▸ **PROBLEM STATEMENT**
Below is a block of data; give all of it again word for word.
··· DATA FOR THIS TASK ···
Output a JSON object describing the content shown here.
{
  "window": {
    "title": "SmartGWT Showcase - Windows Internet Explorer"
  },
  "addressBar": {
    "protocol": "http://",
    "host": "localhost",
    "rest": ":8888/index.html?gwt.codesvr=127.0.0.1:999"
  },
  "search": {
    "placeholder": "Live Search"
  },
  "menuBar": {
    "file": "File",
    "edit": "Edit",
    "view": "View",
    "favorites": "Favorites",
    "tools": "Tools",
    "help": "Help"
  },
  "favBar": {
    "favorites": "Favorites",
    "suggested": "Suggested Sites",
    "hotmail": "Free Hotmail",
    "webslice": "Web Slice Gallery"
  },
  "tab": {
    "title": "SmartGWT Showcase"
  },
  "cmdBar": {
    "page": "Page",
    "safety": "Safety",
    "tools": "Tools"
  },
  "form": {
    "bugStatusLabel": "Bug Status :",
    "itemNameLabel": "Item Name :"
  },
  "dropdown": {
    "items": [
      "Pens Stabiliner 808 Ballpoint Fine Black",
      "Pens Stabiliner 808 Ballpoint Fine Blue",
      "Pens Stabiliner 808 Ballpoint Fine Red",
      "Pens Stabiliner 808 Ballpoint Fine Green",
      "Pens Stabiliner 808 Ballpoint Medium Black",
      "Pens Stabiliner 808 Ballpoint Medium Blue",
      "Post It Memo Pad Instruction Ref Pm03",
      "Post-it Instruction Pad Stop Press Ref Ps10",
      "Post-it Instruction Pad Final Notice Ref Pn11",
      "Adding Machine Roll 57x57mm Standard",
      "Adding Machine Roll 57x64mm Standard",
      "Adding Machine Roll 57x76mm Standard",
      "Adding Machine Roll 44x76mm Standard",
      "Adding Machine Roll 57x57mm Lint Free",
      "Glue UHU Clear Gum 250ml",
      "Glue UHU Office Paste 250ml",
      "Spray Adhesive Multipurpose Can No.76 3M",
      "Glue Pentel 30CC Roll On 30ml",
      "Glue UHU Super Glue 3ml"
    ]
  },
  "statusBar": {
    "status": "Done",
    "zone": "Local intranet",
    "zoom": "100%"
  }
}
···
▸ **RESULT OF THIS EXERCISE**
Output a JSON object describing the content shown here.
{
  "window": {
    "title": "SmartGWT Showcase - Windows Internet Explorer"
  },
  "addressBar": {
    "protocol": "http://",
    "host": "localhost",
    "rest": ":8888/index.html?gwt.codesvr=127.0.0.1:999"
  },
  "search": {
    "placeholder": "Live Search"
  },
  "menuBar": {
    "file": "File",
    "edit": "Edit",
    "view": "View",
    "favorites": "Favorites",
    "tools": "Tools",
    "help": "Help"
  },
  "favBar": {
    "favorites": "Favorites",
    "suggested": "Suggested Sites",
    "hotmail": "Free Hotmail",
    "webslice": "Web Slice Gallery"
  },
  "tab": {
    "title": "SmartGWT Showcase"
  },
  "cmdBar": {
    "page": "Page",
    "safety": "Safety",
    "tools": "Tools"
  },
  "form": {
    "bugStatusLabel": "Bug Status :",
    "itemNameLabel": "Item Name :"
  },
  "dropdown": {
    "items": [
      "Pens Stabiliner 808 Ballpoint Fine Black",
      "Pens Stabiliner 808 Ballpoint Fine Blue",
      "Pens Stabiliner 808 Ballpoint Fine Red",
      "Pens Stabiliner 808 Ballpoint Fine Green",
      "Pens Stabiliner 808 Ballpoint Medium Black",
      "Pens Stabiliner 808 Ballpoint Medium Blue",
      "Post It Memo Pad Instruction Ref Pm03",
      "Post-it Instruction Pad Stop Press Ref Ps10",
      "Post-it Instruction Pad Final Notice Ref Pn11",
      "Adding Machine Roll 57x57mm Standard",
      "Adding Machine Roll 57x64mm Standard",
      "Adding Machine Roll 57x76mm Standard",
      "Adding Machine Roll 44x76mm Standard",
      "Adding Machine Roll 57x57mm Lint Free",
      "Glue UHU Clear Gum 250ml",
      "Glue UHU Office Paste 250ml",
      "Spray Adhesive Multipurpose Can No.76 3M",
      "Glue Pentel 30CC Roll On 30ml",
      "Glue UHU Super Glue 3ml"
    ]
  },
  "statusBar": {
    "status": "Done",
    "zone": "Local intranet",
    "zoom": "100%"
  }
}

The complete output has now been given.